» **SET TASK**
Quote only the lines that start at the line with "Transcribe this chart's" and run to the end of the entries; omit the pictures.

» **DATASET ENTRIES**
* begin *
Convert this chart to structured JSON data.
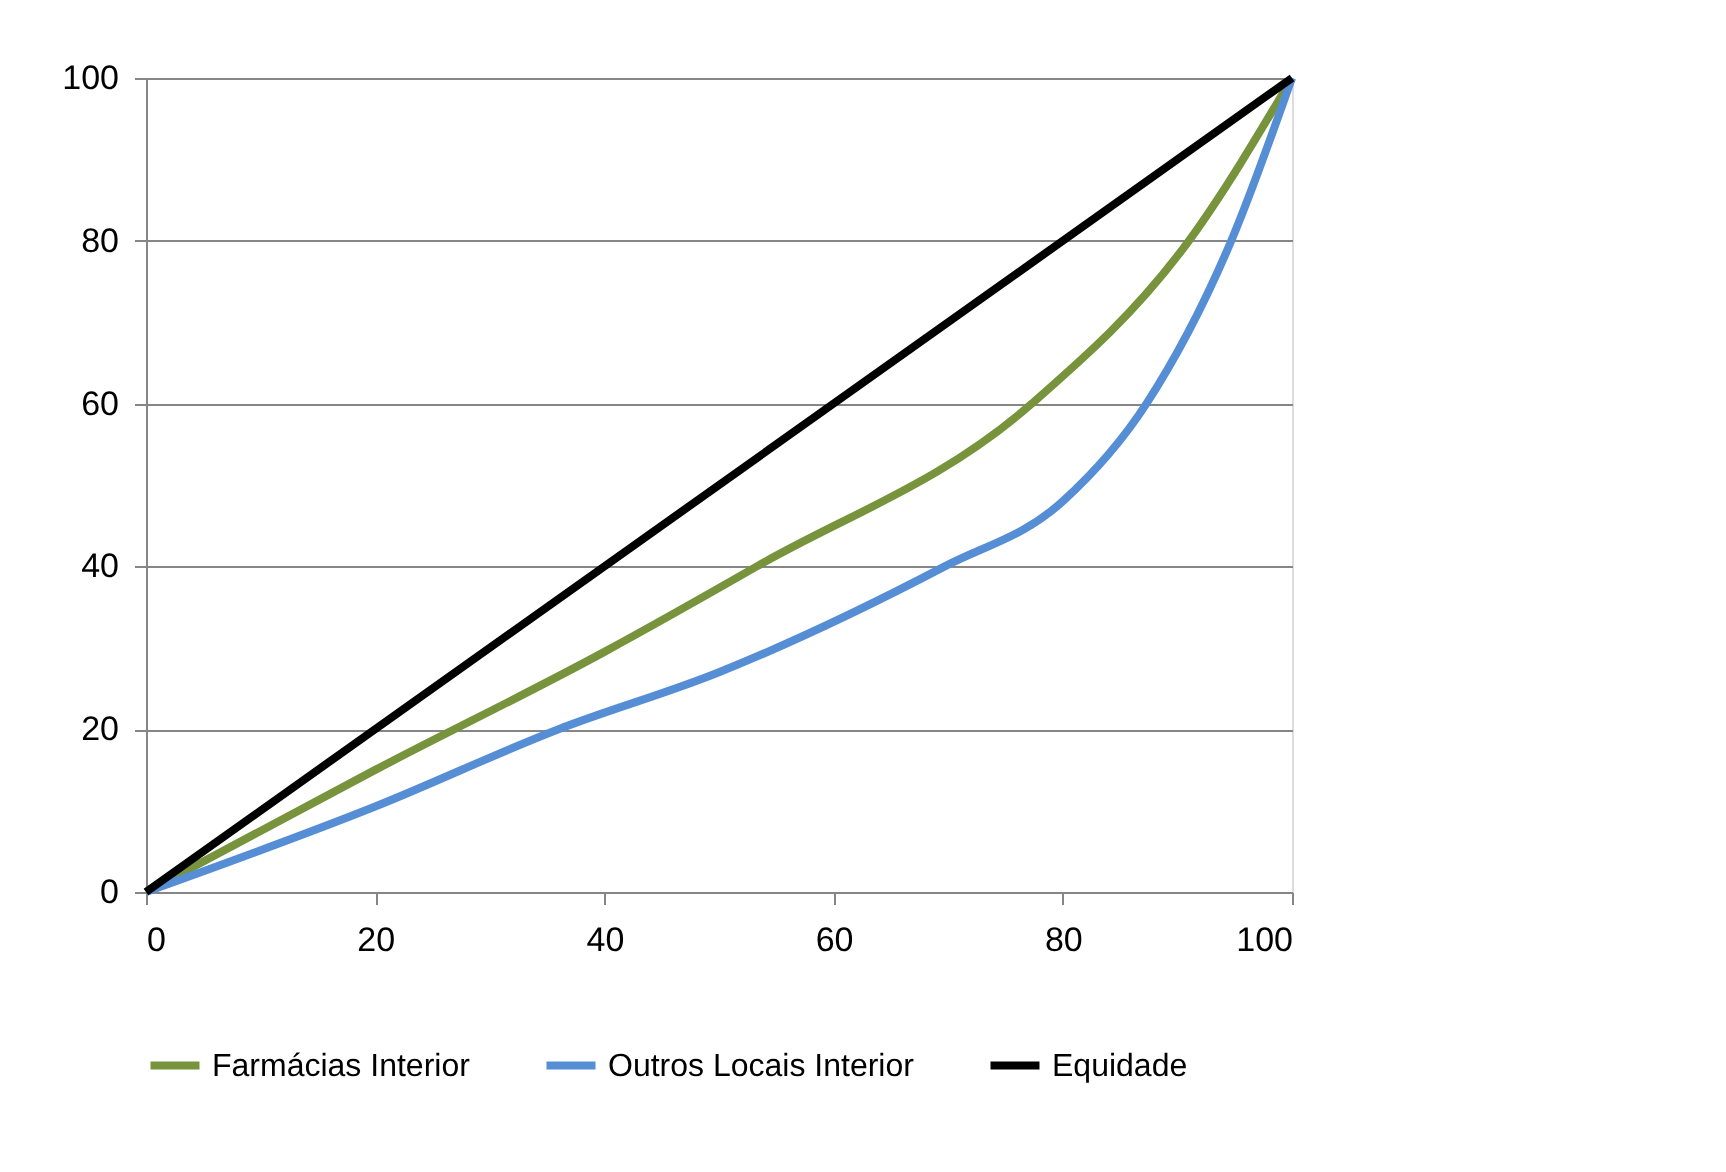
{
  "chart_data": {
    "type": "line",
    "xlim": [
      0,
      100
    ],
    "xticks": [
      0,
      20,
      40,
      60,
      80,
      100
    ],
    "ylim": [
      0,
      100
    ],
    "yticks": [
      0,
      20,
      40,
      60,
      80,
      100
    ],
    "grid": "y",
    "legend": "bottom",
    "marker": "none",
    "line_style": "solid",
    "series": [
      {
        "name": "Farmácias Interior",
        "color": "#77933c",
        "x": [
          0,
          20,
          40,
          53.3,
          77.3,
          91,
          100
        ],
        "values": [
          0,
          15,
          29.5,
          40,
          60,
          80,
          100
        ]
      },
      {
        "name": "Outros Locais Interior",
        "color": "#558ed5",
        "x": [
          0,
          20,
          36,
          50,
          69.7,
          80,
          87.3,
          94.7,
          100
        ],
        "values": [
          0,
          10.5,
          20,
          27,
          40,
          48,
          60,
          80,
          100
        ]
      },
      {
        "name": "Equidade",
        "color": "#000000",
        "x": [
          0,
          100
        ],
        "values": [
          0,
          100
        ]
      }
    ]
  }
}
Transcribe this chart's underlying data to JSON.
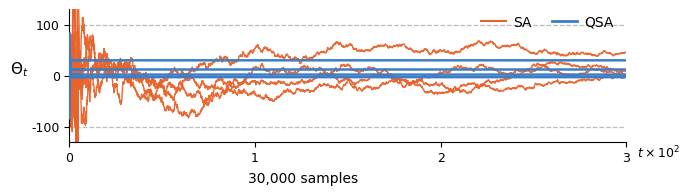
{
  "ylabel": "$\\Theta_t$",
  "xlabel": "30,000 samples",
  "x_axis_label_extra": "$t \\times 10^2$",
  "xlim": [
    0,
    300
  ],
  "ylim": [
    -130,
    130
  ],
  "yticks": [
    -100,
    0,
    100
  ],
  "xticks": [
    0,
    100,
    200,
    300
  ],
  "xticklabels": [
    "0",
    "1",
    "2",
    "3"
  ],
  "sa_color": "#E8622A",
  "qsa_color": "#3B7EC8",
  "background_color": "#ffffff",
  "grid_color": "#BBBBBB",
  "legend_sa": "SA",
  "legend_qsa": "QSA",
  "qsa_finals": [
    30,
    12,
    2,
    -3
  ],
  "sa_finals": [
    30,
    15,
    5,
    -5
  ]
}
* end *
» **OUTPUT OF THE TASK**
Transcribe this chart's underlying data to JSON.
{
  "ylabel": "$\\Theta_t$",
  "xlabel": "30,000 samples",
  "x_axis_label_extra": "$t \\times 10^2$",
  "xlim": [
    0,
    300
  ],
  "ylim": [
    -130,
    130
  ],
  "yticks": [
    -100,
    0,
    100
  ],
  "xticks": [
    0,
    100,
    200,
    300
  ],
  "xticklabels": [
    "0",
    "1",
    "2",
    "3"
  ],
  "sa_color": "#E8622A",
  "qsa_color": "#3B7EC8",
  "background_color": "#ffffff",
  "grid_color": "#BBBBBB",
  "legend_sa": "SA",
  "legend_qsa": "QSA",
  "qsa_finals": [
    30,
    12,
    2,
    -3
  ],
  "sa_finals": [
    30,
    15,
    5,
    -5
  ]
}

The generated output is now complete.